SET TASK.
Write the data out again exactly, dropping any images it holds.
** START **
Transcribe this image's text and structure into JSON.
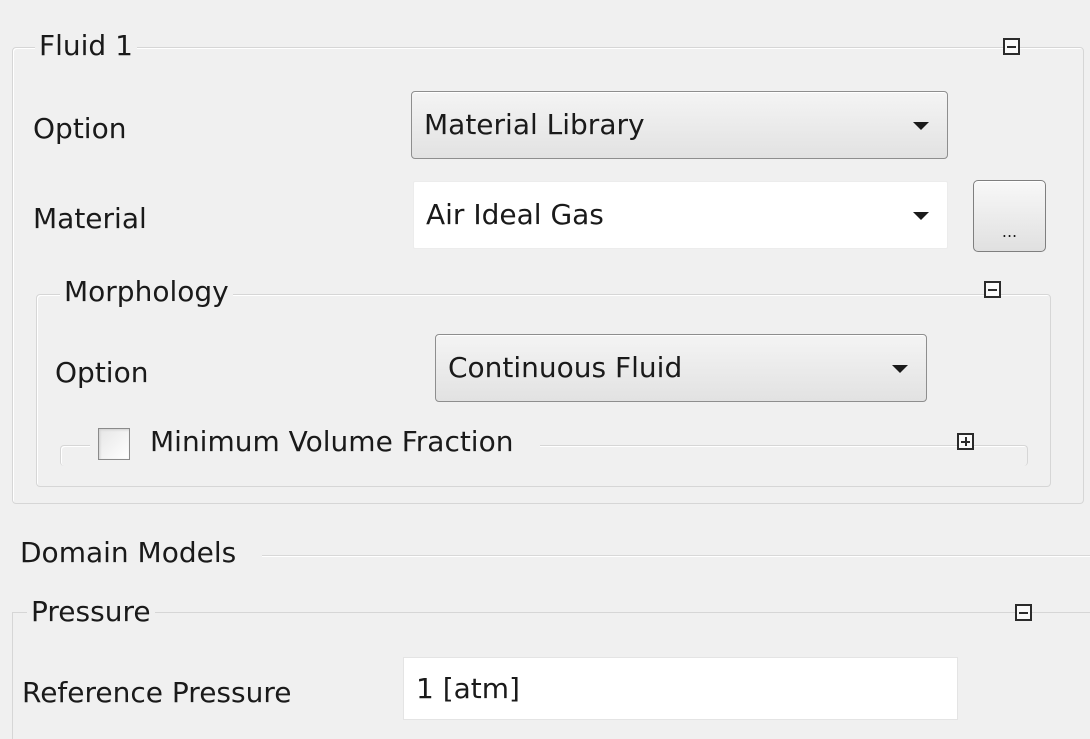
{
  "fluid": {
    "title": "Fluid 1",
    "option_label": "Option",
    "option_value": "Material Library",
    "material_label": "Material",
    "material_value": "Air Ideal Gas",
    "browse_label": "...",
    "morphology": {
      "title": "Morphology",
      "option_label": "Option",
      "option_value": "Continuous Fluid",
      "min_volume_label": "Minimum Volume Fraction",
      "min_volume_checked": false
    }
  },
  "domain_models": {
    "title": "Domain Models",
    "pressure": {
      "title": "Pressure",
      "reference_label": "Reference Pressure",
      "reference_value": "1 [atm]"
    }
  }
}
** END **
TASK SOLUTION.
Transcribe this image's text and structure into JSON.
{
  "fluid": {
    "title": "Fluid 1",
    "option_label": "Option",
    "option_value": "Material Library",
    "material_label": "Material",
    "material_value": "Air Ideal Gas",
    "browse_label": "...",
    "morphology": {
      "title": "Morphology",
      "option_label": "Option",
      "option_value": "Continuous Fluid",
      "min_volume_label": "Minimum Volume Fraction",
      "min_volume_checked": false
    }
  },
  "domain_models": {
    "title": "Domain Models",
    "pressure": {
      "title": "Pressure",
      "reference_label": "Reference Pressure",
      "reference_value": "1 [atm]"
    }
  }
}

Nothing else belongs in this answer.